TASK BRIEF: Records follow. Copy every line with "Horário".

GIVEN RECORDS:
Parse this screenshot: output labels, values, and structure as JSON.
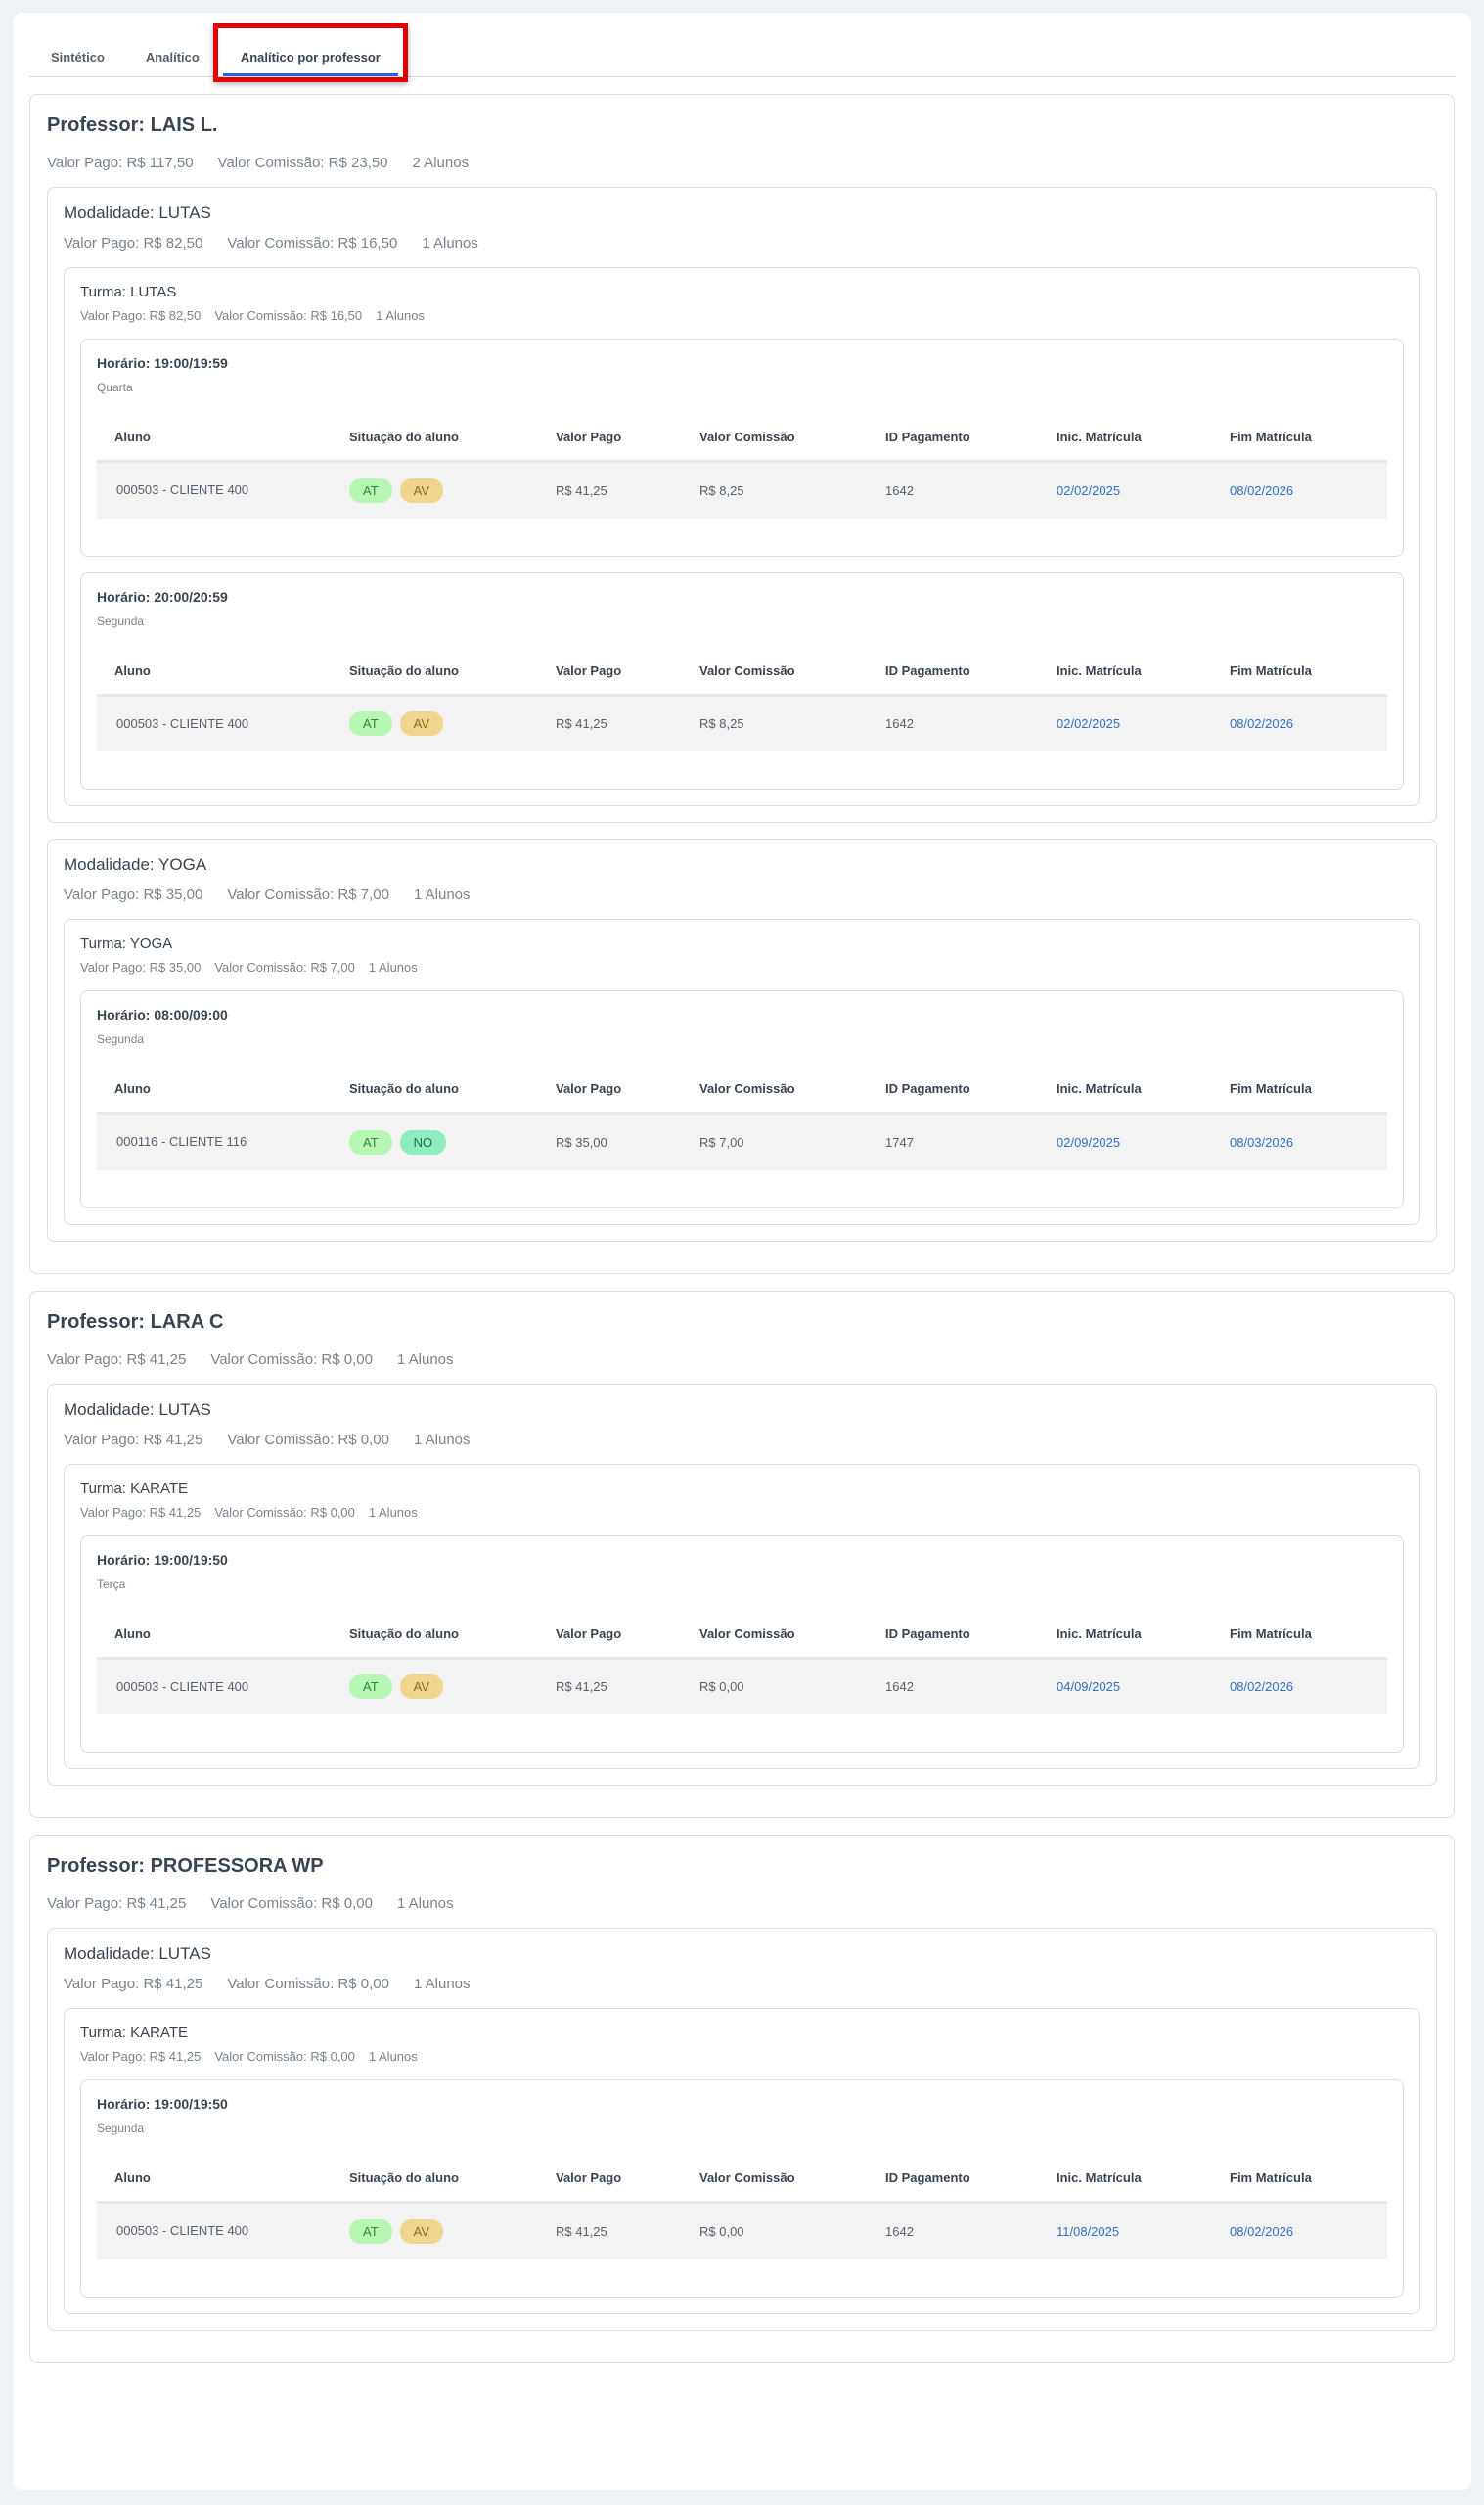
{
  "tabs": [
    {
      "label": "Sintético",
      "active": false
    },
    {
      "label": "Analítico",
      "active": false
    },
    {
      "label": "Analítico por professor",
      "active": true
    }
  ],
  "badge_colors": {
    "AT": {
      "bg": "#b6f7b4",
      "fg": "#2e8a2e"
    },
    "AV": {
      "bg": "#efd58e",
      "fg": "#8a6a1e"
    },
    "NO": {
      "bg": "#8eedc0",
      "fg": "#1f6b4a"
    }
  },
  "columns": [
    "Aluno",
    "Situação do aluno",
    "Valor Pago",
    "Valor Comissão",
    "ID Pagamento",
    "Inic. Matrícula",
    "Fim Matrícula"
  ],
  "professors": [
    {
      "title": "Professor: LAIS L.",
      "valor_pago": "Valor Pago: R$ 117,50",
      "valor_comissao": "Valor Comissão: R$ 23,50",
      "alunos": "2 Alunos",
      "modalidades": [
        {
          "title": "Modalidade: LUTAS",
          "valor_pago": "Valor Pago: R$ 82,50",
          "valor_comissao": "Valor Comissão: R$ 16,50",
          "alunos": "1 Alunos",
          "turmas": [
            {
              "title": "Turma: LUTAS",
              "valor_pago": "Valor Pago: R$ 82,50",
              "valor_comissao": "Valor Comissão: R$ 16,50",
              "alunos": "1 Alunos",
              "horarios": [
                {
                  "title": "Horário: 19:00/19:59",
                  "day": "Quarta",
                  "rows": [
                    {
                      "aluno": "000503 -  CLIENTE 400",
                      "badges": [
                        "AT",
                        "AV"
                      ],
                      "valor_pago": "R$ 41,25",
                      "valor_comissao": "R$ 8,25",
                      "id_pagamento": "1642",
                      "inicio": "02/02/2025",
                      "fim": "08/02/2026"
                    }
                  ]
                },
                {
                  "title": "Horário: 20:00/20:59",
                  "day": "Segunda",
                  "rows": [
                    {
                      "aluno": "000503 -  CLIENTE 400",
                      "badges": [
                        "AT",
                        "AV"
                      ],
                      "valor_pago": "R$ 41,25",
                      "valor_comissao": "R$ 8,25",
                      "id_pagamento": "1642",
                      "inicio": "02/02/2025",
                      "fim": "08/02/2026"
                    }
                  ]
                }
              ]
            }
          ]
        },
        {
          "title": "Modalidade: YOGA",
          "valor_pago": "Valor Pago: R$ 35,00",
          "valor_comissao": "Valor Comissão: R$ 7,00",
          "alunos": "1 Alunos",
          "turmas": [
            {
              "title": "Turma: YOGA",
              "valor_pago": "Valor Pago: R$ 35,00",
              "valor_comissao": "Valor Comissão: R$ 7,00",
              "alunos": "1 Alunos",
              "horarios": [
                {
                  "title": "Horário: 08:00/09:00",
                  "day": "Segunda",
                  "rows": [
                    {
                      "aluno": "000116 -  CLIENTE 116",
                      "badges": [
                        "AT",
                        "NO"
                      ],
                      "valor_pago": "R$ 35,00",
                      "valor_comissao": "R$ 7,00",
                      "id_pagamento": "1747",
                      "inicio": "02/09/2025",
                      "fim": "08/03/2026"
                    }
                  ]
                }
              ]
            }
          ]
        }
      ]
    },
    {
      "title": "Professor: LARA C",
      "valor_pago": "Valor Pago: R$ 41,25",
      "valor_comissao": "Valor Comissão: R$ 0,00",
      "alunos": "1 Alunos",
      "modalidades": [
        {
          "title": "Modalidade: LUTAS",
          "valor_pago": "Valor Pago: R$ 41,25",
          "valor_comissao": "Valor Comissão: R$ 0,00",
          "alunos": "1 Alunos",
          "turmas": [
            {
              "title": "Turma: KARATE",
              "valor_pago": "Valor Pago: R$ 41,25",
              "valor_comissao": "Valor Comissão: R$ 0,00",
              "alunos": "1 Alunos",
              "horarios": [
                {
                  "title": "Horário: 19:00/19:50",
                  "day": "Terça",
                  "rows": [
                    {
                      "aluno": "000503 -  CLIENTE 400",
                      "badges": [
                        "AT",
                        "AV"
                      ],
                      "valor_pago": "R$ 41,25",
                      "valor_comissao": "R$ 0,00",
                      "id_pagamento": "1642",
                      "inicio": "04/09/2025",
                      "fim": "08/02/2026"
                    }
                  ]
                }
              ]
            }
          ]
        }
      ]
    },
    {
      "title": "Professor: PROFESSORA WP",
      "valor_pago": "Valor Pago: R$ 41,25",
      "valor_comissao": "Valor Comissão: R$ 0,00",
      "alunos": "1 Alunos",
      "modalidades": [
        {
          "title": "Modalidade: LUTAS",
          "valor_pago": "Valor Pago: R$ 41,25",
          "valor_comissao": "Valor Comissão: R$ 0,00",
          "alunos": "1 Alunos",
          "turmas": [
            {
              "title": "Turma: KARATE",
              "valor_pago": "Valor Pago: R$ 41,25",
              "valor_comissao": "Valor Comissão: R$ 0,00",
              "alunos": "1 Alunos",
              "horarios": [
                {
                  "title": "Horário: 19:00/19:50",
                  "day": "Segunda",
                  "rows": [
                    {
                      "aluno": "000503 -  CLIENTE 400",
                      "badges": [
                        "AT",
                        "AV"
                      ],
                      "valor_pago": "R$ 41,25",
                      "valor_comissao": "R$ 0,00",
                      "id_pagamento": "1642",
                      "inicio": "11/08/2025",
                      "fim": "08/02/2026"
                    }
                  ]
                }
              ]
            }
          ]
        }
      ]
    }
  ]
}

ANSWER TO THIS EXERCISE:
                  "title": "Horário: 19:00/19:59",
                  "title": "Horário: 20:00/20:59",
                  "title": "Horário: 08:00/09:00",
                  "title": "Horário: 19:00/19:50",
                  "title": "Horário: 19:00/19:50",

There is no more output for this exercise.